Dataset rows
-- Begin --

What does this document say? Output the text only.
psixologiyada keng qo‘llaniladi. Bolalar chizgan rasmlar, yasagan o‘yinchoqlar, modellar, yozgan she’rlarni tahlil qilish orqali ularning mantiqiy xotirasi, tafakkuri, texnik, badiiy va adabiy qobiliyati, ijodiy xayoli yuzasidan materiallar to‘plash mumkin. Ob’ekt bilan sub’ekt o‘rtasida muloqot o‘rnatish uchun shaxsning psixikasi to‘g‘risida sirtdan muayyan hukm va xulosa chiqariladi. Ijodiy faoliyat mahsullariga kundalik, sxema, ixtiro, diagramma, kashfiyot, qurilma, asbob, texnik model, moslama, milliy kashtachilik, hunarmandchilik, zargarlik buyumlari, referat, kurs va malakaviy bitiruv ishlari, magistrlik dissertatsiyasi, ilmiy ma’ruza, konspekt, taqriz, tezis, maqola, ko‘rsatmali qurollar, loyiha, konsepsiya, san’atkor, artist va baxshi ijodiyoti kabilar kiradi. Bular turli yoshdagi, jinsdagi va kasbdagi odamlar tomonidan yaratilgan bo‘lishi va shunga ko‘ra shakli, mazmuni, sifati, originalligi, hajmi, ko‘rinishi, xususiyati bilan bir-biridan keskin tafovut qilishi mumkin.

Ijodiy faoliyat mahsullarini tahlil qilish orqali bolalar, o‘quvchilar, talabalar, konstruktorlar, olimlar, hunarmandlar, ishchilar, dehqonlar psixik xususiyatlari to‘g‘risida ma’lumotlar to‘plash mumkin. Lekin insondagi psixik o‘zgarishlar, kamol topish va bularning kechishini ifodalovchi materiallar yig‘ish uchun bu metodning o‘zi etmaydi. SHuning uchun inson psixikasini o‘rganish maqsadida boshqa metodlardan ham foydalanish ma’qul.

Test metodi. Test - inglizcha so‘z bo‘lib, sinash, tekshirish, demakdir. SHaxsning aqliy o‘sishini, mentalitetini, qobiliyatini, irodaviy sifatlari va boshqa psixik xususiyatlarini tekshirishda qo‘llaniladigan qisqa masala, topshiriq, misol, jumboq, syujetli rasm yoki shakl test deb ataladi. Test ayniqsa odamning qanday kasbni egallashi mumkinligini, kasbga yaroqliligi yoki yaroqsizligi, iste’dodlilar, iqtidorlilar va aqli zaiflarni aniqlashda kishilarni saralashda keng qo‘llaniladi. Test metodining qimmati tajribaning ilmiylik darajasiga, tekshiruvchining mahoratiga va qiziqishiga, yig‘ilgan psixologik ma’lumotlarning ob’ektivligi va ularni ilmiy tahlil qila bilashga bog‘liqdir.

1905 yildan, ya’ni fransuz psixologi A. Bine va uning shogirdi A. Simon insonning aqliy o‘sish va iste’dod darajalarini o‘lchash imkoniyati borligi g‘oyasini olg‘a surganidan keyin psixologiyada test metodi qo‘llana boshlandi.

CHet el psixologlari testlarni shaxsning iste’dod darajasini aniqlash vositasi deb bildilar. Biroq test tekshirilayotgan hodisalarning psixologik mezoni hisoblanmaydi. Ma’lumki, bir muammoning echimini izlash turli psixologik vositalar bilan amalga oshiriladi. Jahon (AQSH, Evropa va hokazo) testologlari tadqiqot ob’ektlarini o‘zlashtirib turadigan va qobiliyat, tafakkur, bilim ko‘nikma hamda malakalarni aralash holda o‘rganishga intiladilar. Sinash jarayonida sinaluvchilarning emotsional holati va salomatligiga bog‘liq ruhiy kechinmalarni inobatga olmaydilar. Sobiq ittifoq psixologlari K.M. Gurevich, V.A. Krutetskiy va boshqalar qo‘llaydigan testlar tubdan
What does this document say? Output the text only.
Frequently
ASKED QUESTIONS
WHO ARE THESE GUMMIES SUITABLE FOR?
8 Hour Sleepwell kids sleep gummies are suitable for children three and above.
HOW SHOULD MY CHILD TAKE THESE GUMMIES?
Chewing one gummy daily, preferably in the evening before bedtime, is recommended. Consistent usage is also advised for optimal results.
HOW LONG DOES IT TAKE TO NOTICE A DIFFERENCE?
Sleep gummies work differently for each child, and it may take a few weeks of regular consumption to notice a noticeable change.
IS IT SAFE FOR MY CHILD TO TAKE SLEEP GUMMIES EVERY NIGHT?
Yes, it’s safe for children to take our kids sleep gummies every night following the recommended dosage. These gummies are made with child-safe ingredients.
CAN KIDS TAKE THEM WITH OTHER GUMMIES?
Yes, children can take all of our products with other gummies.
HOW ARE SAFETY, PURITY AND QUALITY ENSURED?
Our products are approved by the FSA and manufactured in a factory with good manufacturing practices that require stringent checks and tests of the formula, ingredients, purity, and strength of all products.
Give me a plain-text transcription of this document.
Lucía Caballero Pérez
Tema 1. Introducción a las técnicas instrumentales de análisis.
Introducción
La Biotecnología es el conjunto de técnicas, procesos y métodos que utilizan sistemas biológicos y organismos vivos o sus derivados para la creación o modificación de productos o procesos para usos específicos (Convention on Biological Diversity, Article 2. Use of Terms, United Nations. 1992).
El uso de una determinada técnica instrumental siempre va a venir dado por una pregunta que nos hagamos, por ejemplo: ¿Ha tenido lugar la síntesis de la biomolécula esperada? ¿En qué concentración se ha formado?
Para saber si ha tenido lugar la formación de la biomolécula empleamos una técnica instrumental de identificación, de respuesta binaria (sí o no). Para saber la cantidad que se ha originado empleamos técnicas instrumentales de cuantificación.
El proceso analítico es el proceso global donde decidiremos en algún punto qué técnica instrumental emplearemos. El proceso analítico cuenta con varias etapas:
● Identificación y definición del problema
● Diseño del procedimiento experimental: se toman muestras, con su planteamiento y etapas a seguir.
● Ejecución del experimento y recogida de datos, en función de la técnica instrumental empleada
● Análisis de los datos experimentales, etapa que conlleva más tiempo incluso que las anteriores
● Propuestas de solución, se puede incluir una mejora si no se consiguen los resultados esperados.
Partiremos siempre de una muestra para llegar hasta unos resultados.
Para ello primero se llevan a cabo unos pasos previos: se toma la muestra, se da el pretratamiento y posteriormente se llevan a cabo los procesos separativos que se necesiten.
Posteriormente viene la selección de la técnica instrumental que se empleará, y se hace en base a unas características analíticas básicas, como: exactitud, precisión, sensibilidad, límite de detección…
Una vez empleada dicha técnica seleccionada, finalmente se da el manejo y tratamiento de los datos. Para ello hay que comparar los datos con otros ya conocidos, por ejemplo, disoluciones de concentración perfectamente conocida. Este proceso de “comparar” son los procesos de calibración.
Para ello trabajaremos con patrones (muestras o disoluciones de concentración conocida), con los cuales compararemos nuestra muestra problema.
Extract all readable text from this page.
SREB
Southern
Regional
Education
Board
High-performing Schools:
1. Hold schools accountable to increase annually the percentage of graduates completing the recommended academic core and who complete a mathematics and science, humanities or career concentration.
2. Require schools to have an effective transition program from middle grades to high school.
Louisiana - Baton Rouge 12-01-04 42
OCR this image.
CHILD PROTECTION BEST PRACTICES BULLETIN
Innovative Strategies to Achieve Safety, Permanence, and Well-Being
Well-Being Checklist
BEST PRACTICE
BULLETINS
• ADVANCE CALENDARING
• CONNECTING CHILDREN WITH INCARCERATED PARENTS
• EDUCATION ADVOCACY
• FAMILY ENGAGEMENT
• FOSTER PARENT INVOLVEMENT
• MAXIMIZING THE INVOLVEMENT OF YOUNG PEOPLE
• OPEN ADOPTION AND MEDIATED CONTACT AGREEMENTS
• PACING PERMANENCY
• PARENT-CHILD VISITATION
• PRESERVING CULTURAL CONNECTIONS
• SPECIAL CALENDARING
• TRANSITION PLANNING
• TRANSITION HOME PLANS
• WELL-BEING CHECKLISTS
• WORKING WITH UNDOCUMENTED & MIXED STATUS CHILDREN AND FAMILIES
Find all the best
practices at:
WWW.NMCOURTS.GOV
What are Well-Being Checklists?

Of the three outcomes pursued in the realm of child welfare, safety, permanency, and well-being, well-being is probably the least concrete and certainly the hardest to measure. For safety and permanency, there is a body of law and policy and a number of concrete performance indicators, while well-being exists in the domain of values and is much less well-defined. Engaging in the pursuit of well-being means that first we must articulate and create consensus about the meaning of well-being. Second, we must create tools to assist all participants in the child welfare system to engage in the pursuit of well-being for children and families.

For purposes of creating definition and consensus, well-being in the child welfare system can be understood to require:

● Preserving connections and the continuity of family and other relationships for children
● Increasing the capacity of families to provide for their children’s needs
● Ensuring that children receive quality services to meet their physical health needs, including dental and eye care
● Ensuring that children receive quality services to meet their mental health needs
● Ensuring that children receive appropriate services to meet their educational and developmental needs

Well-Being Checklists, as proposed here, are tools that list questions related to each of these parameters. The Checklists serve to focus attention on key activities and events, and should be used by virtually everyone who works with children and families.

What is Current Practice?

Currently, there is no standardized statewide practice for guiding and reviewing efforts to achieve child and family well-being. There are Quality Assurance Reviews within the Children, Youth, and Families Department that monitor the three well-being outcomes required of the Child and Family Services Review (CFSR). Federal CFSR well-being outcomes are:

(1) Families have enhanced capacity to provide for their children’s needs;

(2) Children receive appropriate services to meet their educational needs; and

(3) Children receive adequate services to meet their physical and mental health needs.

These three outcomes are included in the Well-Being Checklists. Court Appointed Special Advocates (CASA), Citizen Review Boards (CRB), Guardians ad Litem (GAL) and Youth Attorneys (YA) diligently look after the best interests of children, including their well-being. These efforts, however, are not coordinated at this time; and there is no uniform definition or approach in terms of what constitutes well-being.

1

-- End --

__WRITTEN TASK__
Select every line above that contains the word "receive", and copy it.

__RESULT__
● Ensuring that children receive quality services to meet their physical health needs, including dental and eye care
● Ensuring that children receive quality services to meet their mental health needs
● Ensuring that children receive appropriate services to meet their educational and developmental needs
(2) Children receive appropriate services to meet their educational needs; and
(3) Children receive adequate services to meet their physical and mental health needs.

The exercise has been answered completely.